═══ Data in this exercise ═══

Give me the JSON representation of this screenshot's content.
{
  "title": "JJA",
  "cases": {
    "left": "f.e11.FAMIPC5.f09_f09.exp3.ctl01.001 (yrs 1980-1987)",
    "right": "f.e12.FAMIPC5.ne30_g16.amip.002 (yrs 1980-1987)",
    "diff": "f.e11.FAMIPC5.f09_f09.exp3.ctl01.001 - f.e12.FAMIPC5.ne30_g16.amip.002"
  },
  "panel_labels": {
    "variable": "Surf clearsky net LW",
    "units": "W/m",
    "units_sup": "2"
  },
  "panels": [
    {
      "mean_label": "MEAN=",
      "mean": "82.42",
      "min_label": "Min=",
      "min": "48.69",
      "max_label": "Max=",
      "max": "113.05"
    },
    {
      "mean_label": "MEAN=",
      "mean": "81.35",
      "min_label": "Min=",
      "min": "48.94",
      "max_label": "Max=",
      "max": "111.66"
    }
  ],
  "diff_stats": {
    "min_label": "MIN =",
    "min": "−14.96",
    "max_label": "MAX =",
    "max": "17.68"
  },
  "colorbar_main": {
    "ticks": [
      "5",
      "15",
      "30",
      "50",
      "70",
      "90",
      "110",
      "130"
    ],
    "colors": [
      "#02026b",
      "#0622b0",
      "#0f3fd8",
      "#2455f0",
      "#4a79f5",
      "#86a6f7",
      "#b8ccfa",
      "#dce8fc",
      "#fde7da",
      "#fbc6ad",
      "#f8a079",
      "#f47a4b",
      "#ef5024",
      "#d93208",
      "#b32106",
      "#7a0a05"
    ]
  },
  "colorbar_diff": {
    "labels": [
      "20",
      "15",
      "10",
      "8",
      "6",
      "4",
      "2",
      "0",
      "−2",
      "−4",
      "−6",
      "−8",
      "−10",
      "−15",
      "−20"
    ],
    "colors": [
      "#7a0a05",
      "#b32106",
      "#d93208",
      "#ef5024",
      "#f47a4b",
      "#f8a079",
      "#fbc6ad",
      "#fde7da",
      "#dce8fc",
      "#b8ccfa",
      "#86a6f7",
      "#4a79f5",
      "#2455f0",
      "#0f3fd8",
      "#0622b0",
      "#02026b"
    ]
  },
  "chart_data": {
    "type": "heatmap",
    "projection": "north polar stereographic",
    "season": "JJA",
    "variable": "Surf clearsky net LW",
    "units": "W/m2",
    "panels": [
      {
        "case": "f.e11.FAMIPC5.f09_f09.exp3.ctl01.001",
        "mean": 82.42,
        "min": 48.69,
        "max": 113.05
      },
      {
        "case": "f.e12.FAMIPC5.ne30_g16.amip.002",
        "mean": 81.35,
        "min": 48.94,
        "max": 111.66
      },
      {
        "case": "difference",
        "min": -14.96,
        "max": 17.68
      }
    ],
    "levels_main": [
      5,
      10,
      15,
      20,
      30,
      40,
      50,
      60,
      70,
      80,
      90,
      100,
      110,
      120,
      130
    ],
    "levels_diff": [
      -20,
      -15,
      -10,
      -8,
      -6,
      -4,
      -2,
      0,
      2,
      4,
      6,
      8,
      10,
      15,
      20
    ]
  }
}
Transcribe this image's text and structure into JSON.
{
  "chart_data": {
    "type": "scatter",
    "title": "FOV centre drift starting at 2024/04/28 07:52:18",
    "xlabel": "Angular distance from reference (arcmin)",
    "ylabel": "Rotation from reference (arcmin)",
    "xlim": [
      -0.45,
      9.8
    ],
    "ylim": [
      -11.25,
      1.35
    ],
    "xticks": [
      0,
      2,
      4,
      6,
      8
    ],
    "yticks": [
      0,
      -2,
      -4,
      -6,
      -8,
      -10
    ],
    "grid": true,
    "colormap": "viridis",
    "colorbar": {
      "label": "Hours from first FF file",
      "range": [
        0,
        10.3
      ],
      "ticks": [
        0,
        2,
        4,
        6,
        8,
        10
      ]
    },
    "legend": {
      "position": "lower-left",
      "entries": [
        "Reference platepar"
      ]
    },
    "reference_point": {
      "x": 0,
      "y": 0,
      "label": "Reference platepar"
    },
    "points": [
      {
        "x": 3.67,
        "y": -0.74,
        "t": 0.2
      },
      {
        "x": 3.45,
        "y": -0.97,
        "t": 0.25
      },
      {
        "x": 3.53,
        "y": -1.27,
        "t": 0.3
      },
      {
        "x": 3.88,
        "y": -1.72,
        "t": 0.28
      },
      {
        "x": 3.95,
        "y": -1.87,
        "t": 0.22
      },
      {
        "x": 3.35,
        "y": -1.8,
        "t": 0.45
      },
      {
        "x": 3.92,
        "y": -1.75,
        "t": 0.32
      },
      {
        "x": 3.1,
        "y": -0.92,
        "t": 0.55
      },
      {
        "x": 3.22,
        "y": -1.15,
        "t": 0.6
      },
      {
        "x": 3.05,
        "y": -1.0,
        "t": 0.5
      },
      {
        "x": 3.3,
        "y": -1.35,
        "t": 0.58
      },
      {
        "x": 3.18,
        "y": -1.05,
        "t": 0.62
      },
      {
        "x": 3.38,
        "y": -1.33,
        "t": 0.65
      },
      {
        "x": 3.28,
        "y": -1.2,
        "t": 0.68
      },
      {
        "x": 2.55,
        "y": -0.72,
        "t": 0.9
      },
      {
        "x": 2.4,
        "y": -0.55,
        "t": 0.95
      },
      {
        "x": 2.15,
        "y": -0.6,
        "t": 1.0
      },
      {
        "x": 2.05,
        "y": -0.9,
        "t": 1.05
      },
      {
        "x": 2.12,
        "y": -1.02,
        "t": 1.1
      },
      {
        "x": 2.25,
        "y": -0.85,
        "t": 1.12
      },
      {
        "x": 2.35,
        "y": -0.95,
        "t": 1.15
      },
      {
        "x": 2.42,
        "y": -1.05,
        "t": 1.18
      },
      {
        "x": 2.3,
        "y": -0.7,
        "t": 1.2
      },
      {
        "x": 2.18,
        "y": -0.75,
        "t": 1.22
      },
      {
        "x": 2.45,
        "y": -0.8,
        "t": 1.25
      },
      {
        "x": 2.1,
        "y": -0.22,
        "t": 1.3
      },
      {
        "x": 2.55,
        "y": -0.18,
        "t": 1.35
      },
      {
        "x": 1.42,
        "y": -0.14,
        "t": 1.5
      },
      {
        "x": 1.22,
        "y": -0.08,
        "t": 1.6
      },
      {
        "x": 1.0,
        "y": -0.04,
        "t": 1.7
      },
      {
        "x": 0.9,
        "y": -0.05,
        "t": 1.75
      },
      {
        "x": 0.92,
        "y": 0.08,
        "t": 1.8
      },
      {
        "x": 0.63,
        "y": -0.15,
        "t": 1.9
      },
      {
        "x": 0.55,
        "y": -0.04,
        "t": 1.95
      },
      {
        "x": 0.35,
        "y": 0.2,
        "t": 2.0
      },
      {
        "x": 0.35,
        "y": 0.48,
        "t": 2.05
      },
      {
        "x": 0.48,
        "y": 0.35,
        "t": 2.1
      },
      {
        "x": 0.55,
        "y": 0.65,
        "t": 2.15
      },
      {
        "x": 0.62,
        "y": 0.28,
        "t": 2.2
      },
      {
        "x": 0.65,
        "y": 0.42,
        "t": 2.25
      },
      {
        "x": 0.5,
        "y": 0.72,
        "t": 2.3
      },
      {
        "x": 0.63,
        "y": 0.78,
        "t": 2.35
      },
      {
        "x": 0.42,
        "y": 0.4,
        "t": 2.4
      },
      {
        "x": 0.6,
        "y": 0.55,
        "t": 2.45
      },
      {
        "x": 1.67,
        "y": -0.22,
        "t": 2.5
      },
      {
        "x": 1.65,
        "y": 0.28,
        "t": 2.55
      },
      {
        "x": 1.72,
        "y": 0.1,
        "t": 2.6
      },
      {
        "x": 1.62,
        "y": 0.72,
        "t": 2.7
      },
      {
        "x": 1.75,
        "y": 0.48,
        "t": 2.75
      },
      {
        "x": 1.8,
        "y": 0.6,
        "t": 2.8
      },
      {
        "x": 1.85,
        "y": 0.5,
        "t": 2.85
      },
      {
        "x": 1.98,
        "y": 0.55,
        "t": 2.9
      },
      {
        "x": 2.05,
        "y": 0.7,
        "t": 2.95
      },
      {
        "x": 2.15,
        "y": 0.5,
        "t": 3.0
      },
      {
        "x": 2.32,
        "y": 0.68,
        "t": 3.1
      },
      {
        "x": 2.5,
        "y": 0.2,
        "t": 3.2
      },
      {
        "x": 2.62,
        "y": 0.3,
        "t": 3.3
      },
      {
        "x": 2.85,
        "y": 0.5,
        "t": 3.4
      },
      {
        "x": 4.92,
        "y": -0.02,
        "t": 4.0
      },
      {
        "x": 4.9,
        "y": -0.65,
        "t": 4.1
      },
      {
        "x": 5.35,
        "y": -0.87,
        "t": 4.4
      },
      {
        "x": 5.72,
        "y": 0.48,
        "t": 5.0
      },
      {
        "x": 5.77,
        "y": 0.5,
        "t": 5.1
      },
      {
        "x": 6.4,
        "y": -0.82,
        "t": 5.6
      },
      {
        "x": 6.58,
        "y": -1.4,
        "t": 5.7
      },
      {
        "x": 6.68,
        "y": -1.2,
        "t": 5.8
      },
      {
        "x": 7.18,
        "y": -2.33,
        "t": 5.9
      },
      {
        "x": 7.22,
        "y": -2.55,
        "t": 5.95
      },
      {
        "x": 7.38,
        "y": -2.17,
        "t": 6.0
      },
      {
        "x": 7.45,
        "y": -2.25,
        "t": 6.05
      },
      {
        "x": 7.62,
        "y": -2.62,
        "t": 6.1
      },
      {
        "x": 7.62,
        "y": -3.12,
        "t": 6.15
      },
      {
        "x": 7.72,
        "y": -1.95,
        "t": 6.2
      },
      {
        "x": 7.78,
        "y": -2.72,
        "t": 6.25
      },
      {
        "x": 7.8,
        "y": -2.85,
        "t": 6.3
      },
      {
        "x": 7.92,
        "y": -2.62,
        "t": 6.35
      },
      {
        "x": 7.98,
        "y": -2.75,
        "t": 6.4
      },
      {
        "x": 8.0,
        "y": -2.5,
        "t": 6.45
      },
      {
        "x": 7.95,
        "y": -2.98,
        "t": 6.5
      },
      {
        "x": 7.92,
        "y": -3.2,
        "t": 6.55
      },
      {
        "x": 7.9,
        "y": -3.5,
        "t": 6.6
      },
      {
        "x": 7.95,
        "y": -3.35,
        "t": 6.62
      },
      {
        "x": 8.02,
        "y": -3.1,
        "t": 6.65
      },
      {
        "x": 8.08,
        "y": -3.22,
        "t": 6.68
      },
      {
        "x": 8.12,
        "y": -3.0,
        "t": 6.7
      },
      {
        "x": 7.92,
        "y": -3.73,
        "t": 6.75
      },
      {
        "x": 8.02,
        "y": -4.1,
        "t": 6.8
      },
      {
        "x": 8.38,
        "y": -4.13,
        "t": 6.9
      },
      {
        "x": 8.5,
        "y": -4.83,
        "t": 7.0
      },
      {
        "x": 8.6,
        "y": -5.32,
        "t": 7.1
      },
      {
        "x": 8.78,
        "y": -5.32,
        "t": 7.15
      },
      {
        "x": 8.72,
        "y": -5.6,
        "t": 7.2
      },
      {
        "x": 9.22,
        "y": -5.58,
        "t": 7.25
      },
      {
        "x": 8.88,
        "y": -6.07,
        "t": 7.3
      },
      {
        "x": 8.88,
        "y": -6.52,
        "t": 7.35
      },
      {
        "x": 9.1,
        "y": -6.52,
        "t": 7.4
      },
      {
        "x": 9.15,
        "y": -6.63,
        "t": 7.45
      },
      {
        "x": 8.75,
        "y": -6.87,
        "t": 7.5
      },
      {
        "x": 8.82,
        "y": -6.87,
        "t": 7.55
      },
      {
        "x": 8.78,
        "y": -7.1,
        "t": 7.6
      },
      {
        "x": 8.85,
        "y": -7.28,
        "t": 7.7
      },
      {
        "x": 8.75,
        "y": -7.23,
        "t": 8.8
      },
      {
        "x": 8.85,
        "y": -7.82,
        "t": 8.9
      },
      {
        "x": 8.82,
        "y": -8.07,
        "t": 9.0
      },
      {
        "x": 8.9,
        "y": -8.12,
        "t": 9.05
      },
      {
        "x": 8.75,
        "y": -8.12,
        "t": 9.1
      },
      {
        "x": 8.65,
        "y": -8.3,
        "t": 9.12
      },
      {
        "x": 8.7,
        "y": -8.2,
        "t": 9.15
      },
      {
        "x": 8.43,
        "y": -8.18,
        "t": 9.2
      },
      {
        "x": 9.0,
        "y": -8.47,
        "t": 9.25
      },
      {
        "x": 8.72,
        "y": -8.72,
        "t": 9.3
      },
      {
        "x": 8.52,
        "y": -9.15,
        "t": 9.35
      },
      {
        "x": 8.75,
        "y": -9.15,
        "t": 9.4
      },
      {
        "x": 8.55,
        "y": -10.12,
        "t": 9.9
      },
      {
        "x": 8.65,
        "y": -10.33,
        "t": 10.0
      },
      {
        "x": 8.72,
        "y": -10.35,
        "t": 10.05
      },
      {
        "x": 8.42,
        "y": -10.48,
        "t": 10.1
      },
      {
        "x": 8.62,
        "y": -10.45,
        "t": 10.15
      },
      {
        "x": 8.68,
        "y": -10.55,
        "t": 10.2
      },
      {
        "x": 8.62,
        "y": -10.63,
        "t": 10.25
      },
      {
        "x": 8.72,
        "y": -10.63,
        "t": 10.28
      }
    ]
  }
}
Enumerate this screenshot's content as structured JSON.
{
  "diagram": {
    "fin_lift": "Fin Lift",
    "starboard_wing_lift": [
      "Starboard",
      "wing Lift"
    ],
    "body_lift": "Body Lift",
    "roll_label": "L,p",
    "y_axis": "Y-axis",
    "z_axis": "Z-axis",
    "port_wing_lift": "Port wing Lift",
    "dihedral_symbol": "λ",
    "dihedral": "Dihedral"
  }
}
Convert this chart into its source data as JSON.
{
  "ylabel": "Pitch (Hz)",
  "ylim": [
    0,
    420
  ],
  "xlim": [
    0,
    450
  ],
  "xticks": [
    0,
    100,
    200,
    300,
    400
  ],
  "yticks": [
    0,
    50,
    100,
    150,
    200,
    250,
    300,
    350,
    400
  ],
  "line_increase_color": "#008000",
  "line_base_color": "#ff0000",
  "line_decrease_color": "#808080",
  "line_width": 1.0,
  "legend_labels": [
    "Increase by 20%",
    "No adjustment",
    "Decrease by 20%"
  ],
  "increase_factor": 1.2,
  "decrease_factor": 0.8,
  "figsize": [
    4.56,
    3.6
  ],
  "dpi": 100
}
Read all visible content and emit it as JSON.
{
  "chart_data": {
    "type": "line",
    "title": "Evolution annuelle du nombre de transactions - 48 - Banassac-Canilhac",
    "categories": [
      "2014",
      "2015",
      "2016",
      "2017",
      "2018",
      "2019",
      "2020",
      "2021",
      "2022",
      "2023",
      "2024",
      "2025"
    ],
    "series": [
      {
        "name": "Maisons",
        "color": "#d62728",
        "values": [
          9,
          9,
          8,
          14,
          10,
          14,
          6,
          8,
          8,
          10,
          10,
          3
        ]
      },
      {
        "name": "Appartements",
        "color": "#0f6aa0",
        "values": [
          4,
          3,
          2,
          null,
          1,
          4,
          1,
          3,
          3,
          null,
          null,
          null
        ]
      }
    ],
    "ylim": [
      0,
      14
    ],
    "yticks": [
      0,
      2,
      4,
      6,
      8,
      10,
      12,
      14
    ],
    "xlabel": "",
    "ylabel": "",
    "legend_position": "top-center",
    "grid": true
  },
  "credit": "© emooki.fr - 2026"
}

═══

The task
Extract every line containing the string "arcmin" from the data above.

Result of the task
    "xlabel": "Angular distance from reference (arcmin)",
    "ylabel": "Rotation from reference (arcmin)",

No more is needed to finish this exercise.